-- What you should do --
Images are not part of the copy; write out the rest of the data exactly as given.

Stored dataset items:
▼▼▼

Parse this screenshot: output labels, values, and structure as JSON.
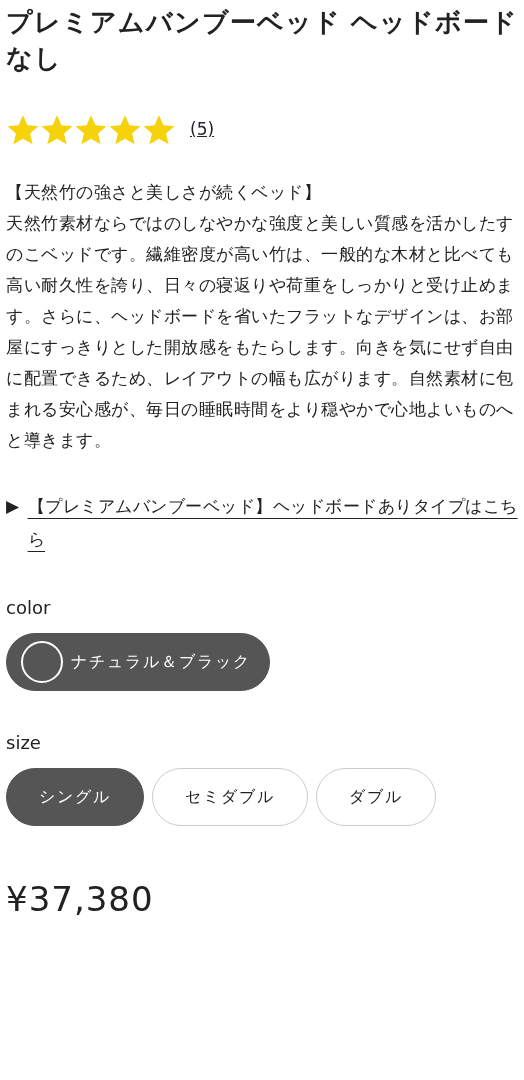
{
  "title": "プレミアムバンブーベッド ヘッドボードなし",
  "rating": {
    "stars": 5,
    "count": "(5)"
  },
  "description": {
    "heading": "【天然竹の強さと美しさが続くベッド】",
    "body": "天然竹素材ならではのしなやかな強度と美しい質感を活かしたすのこベッドです。繊維密度が高い竹は、一般的な木材と比べても高い耐久性を誇り、日々の寝返りや荷重をしっかりと受け止めます。さらに、ヘッドボードを省いたフラットなデザインは、お部屋にすっきりとした開放感をもたらします。向きを気にせず自由に配置できるため、レイアウトの幅も広がります。自然素材に包まれる安心感が、毎日の睡眠時間をより穏やかで心地よいものへと導きます。"
  },
  "link": {
    "marker": "▶",
    "text": "【プレミアムバンブーベッド】ヘッドボードありタイプはこちら"
  },
  "color": {
    "label": "color",
    "options": [
      {
        "label": "ナチュラル＆ブラック",
        "selected": true
      }
    ]
  },
  "size": {
    "label": "size",
    "options": [
      {
        "label": "シングル",
        "selected": true
      },
      {
        "label": "セミダブル",
        "selected": false
      },
      {
        "label": "ダブル",
        "selected": false
      }
    ]
  },
  "price": "¥37,380"
}
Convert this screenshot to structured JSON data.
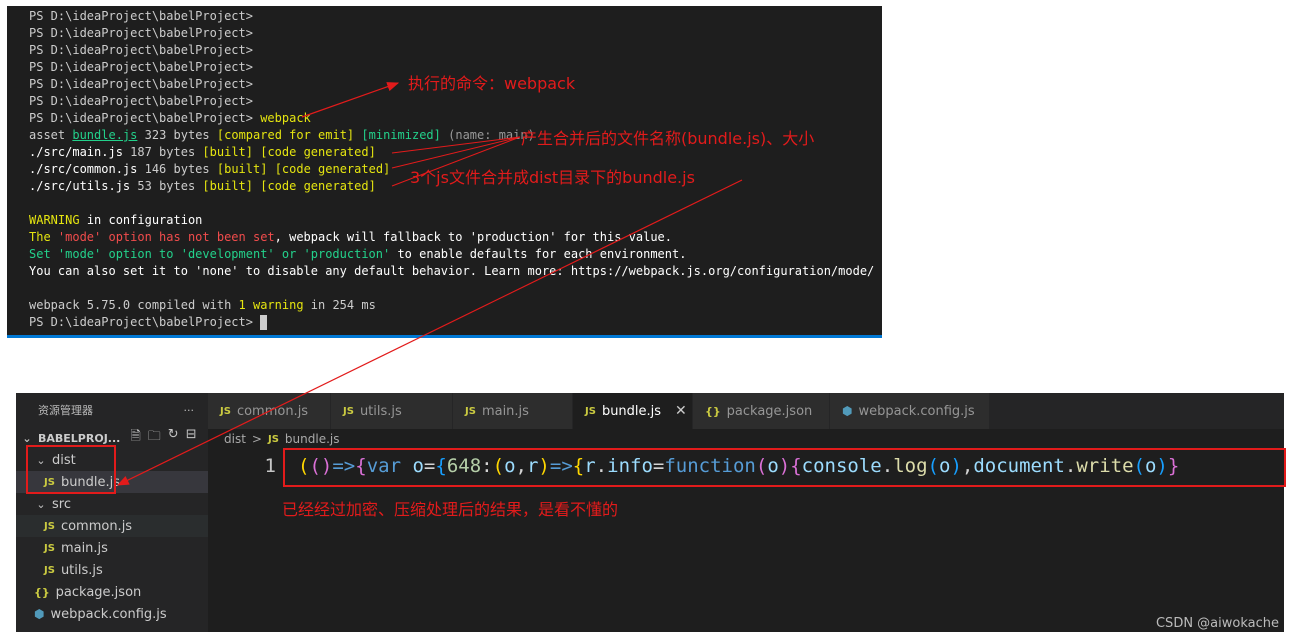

▲▲▲

-- Response to the task --
Parse this screenshot: output labels, values, and structure as JSON.
{
  "title": "プレミアムバンブーベッド ヘッドボードなし",
  "rating": {
    "stars": 5,
    "count": "(5)"
  },
  "description": {
    "heading": "【天然竹の強さと美しさが続くベッド】",
    "body": "天然竹素材ならではのしなやかな強度と美しい質感を活かしたすのこベッドです。繊維密度が高い竹は、一般的な木材と比べても高い耐久性を誇り、日々の寝返りや荷重をしっかりと受け止めます。さらに、ヘッドボードを省いたフラットなデザインは、お部屋にすっきりとした開放感をもたらします。向きを気にせず自由に配置できるため、レイアウトの幅も広がります。自然素材に包まれる安心感が、毎日の睡眠時間をより穏やかで心地よいものへと導きます。"
  },
  "link": {
    "marker": "▶",
    "text": "【プレミアムバンブーベッド】ヘッドボードありタイプはこちら"
  },
  "color": {
    "label": "color",
    "options": [
      {
        "label": "ナチュラル＆ブラック",
        "selected": true
      }
    ]
  },
  "size": {
    "label": "size",
    "options": [
      {
        "label": "シングル",
        "selected": true
      },
      {
        "label": "セミダブル",
        "selected": false
      },
      {
        "label": "ダブル",
        "selected": false
      }
    ]
  },
  "price": "¥37,380"
}
Convert this screenshot to structured JSON data.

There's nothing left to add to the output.